--- Start of Source data ---
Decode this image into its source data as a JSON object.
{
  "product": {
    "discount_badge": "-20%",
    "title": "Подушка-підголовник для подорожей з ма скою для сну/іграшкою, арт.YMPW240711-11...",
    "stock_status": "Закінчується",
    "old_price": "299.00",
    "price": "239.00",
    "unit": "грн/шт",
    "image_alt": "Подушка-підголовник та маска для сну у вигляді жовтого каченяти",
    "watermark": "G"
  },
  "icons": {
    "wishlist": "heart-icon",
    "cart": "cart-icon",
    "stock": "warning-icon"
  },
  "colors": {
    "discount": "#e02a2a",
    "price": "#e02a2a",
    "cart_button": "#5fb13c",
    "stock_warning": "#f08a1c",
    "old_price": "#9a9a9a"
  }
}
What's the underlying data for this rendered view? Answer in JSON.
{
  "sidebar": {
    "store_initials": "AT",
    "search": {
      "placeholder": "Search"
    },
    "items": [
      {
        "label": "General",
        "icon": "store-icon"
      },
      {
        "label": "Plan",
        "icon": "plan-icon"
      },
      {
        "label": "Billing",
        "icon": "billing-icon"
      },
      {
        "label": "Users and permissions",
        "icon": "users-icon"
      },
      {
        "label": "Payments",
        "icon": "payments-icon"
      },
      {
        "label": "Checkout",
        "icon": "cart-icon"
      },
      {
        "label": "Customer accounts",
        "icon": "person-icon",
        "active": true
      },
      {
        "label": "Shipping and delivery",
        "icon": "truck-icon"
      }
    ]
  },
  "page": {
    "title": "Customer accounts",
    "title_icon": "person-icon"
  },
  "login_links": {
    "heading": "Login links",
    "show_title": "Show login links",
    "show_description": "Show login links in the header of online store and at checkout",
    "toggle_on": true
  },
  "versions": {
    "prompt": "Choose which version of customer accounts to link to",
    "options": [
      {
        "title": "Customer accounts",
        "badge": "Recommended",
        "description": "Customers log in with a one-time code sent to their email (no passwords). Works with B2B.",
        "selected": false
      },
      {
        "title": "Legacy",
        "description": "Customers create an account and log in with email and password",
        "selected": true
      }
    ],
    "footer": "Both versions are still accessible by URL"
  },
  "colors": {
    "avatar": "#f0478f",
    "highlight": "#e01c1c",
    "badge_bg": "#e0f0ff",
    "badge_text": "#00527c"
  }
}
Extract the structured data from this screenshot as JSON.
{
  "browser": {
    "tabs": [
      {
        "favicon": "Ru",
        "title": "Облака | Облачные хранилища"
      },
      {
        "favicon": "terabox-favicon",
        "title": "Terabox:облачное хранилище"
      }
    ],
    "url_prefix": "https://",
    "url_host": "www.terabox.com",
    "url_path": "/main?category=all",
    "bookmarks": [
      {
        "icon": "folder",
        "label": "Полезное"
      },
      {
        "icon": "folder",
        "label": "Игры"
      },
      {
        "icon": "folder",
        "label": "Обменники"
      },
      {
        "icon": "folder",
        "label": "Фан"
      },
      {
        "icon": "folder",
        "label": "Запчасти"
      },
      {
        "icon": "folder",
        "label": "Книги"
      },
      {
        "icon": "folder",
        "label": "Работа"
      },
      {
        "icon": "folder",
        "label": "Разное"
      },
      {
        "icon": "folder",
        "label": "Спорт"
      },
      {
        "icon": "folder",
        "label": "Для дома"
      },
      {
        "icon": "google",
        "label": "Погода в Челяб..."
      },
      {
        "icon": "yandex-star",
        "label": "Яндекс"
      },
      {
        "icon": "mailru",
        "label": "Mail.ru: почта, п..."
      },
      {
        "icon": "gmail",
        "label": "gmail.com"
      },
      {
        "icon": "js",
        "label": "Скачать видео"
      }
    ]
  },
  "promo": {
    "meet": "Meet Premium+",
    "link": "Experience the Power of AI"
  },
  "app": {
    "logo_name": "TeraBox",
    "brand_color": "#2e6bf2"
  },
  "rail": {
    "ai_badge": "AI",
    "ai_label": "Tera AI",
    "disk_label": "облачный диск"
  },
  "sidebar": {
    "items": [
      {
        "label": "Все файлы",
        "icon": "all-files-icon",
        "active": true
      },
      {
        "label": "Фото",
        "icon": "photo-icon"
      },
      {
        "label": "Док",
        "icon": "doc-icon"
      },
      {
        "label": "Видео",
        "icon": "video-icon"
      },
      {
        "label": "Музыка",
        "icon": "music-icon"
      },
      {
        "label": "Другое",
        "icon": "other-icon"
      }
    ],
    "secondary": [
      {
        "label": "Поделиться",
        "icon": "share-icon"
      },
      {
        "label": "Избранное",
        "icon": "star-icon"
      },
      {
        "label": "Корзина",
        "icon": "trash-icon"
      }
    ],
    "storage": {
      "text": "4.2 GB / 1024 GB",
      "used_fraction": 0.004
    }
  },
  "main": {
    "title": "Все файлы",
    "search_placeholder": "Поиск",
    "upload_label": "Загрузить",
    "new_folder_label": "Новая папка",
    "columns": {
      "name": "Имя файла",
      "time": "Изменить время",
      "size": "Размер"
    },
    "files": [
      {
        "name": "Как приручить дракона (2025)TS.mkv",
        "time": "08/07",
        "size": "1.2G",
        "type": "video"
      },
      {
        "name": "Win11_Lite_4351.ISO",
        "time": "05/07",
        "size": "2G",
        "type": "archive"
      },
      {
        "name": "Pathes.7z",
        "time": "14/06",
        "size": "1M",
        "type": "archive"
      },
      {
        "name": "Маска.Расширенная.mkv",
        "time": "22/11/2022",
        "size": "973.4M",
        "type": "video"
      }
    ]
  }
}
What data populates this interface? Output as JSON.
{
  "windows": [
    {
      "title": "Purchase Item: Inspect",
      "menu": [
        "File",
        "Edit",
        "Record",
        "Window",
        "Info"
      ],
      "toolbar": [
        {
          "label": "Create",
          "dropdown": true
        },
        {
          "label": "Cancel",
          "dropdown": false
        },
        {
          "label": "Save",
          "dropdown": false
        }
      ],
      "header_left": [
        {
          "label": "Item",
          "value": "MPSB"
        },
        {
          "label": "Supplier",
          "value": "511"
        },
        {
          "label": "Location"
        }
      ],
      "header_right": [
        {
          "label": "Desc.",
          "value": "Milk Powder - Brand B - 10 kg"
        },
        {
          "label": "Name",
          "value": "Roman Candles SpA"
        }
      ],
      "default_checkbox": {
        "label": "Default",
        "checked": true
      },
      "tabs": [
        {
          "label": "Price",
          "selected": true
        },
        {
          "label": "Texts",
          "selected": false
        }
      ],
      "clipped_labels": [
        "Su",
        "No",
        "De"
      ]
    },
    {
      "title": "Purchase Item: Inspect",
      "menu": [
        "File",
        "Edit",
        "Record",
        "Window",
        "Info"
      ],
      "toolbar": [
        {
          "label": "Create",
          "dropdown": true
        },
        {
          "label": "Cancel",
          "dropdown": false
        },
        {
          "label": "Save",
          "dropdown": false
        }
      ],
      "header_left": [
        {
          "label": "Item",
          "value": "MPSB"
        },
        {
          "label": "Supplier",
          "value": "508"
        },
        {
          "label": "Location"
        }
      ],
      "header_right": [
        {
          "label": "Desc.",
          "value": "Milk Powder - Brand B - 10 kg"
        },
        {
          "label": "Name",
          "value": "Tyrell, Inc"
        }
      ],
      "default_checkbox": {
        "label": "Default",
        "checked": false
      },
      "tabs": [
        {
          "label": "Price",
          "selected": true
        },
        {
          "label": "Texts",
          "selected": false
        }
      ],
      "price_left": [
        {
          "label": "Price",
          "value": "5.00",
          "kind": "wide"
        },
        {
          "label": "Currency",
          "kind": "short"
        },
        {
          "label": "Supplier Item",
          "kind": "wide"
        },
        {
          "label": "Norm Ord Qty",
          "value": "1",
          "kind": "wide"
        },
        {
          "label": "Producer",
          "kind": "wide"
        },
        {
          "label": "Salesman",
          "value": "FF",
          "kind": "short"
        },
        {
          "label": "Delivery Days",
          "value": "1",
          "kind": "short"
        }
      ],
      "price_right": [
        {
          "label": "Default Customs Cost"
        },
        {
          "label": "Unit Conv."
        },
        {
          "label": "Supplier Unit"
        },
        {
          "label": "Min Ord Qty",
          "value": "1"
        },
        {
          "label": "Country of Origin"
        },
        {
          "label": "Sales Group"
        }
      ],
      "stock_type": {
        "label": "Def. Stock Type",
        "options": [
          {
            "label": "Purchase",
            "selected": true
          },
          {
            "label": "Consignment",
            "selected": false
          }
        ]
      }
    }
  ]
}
--- End of Source data ---
Required work – In the records above, locate each line with the word "this". Copy all such lines.

Exercise response –
Decode this image into its source data as a JSON object.
What's the underlying data for this rendered view? Answer in JSON.
Extract the structured data from this screenshot as JSON.
What data populates this interface? Output as JSON.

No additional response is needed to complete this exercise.